■ Task to carry out
Format every line of the items below as a JSON list of strings, one string per line, leaving out blank lines.

■ Dataset
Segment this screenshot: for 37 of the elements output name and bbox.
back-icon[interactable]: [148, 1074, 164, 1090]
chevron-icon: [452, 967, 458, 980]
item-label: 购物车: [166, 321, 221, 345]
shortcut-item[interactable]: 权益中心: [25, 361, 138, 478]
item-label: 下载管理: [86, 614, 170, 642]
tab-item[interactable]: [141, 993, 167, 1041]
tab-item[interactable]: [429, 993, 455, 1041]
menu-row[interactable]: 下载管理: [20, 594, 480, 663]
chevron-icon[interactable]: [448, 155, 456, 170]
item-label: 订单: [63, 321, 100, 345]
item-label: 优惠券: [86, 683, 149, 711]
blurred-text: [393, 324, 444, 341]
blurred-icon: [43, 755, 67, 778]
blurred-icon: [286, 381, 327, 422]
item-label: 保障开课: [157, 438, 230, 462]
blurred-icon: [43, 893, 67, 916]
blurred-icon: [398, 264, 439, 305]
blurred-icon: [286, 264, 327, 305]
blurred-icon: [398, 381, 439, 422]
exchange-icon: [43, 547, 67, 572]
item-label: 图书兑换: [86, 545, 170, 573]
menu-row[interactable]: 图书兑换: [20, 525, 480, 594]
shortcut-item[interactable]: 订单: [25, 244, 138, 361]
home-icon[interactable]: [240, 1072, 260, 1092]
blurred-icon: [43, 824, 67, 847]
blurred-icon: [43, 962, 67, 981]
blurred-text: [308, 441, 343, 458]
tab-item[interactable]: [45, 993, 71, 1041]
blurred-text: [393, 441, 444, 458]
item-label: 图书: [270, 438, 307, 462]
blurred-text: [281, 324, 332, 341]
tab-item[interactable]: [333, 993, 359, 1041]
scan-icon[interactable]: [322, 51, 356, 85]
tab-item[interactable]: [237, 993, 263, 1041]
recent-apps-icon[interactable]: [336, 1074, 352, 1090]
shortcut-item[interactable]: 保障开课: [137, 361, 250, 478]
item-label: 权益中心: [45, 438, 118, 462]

■ Expected answer
[
  "Segment this screenshot: for 37 of the elements output name and bbox.",
  "back-icon[interactable]: [148, 1074, 164, 1090]",
  "chevron-icon: [452, 967, 458, 980]",
  "item-label: 购物车: [166, 321, 221, 345]",
  "shortcut-item[interactable]: 权益中心: [25, 361, 138, 478]",
  "item-label: 下载管理: [86, 614, 170, 642]",
  "tab-item[interactable]: [141, 993, 167, 1041]",
  "tab-item[interactable]: [429, 993, 455, 1041]",
  "menu-row[interactable]: 下载管理: [20, 594, 480, 663]",
  "chevron-icon[interactable]: [448, 155, 456, 170]",
  "item-label: 订单: [63, 321, 100, 345]",
  "item-label: 优惠券: [86, 683, 149, 711]",
  "blurred-text: [393, 324, 444, 341]",
  "blurred-icon: [43, 755, 67, 778]",
  "blurred-icon: [286, 381, 327, 422]",
  "item-label: 保障开课: [157, 438, 230, 462]",
  "blurred-icon: [43, 893, 67, 916]",
  "blurred-icon: [398, 264, 439, 305]",
  "blurred-icon: [286, 264, 327, 305]",
  "blurred-icon: [398, 381, 439, 422]",
  "exchange-icon: [43, 547, 67, 572]",
  "item-label: 图书兑换: [86, 545, 170, 573]",
  "menu-row[interactable]: 图书兑换: [20, 525, 480, 594]",
  "shortcut-item[interactable]: 订单: [25, 244, 138, 361]",
  "home-icon[interactable]: [240, 1072, 260, 1092]",
  "blurred-icon: [43, 824, 67, 847]",
  "blurred-icon: [43, 962, 67, 981]",
  "blurred-text: [308, 441, 343, 458]",
  "tab-item[interactable]: [45, 993, 71, 1041]",
  "blurred-text: [393, 441, 444, 458]",
  "item-label: 图书: [270, 438, 307, 462]",
  "blurred-text: [281, 324, 332, 341]",
  "tab-item[interactable]: [333, 993, 359, 1041]",
  "scan-icon[interactable]: [322, 51, 356, 85]",
  "tab-item[interactable]: [237, 993, 263, 1041]",
  "recent-apps-icon[interactable]: [336, 1074, 352, 1090]",
  "shortcut-item[interactable]: 保障开课: [137, 361, 250, 478]",
  "item-label: 权益中心: [45, 438, 118, 462]"
]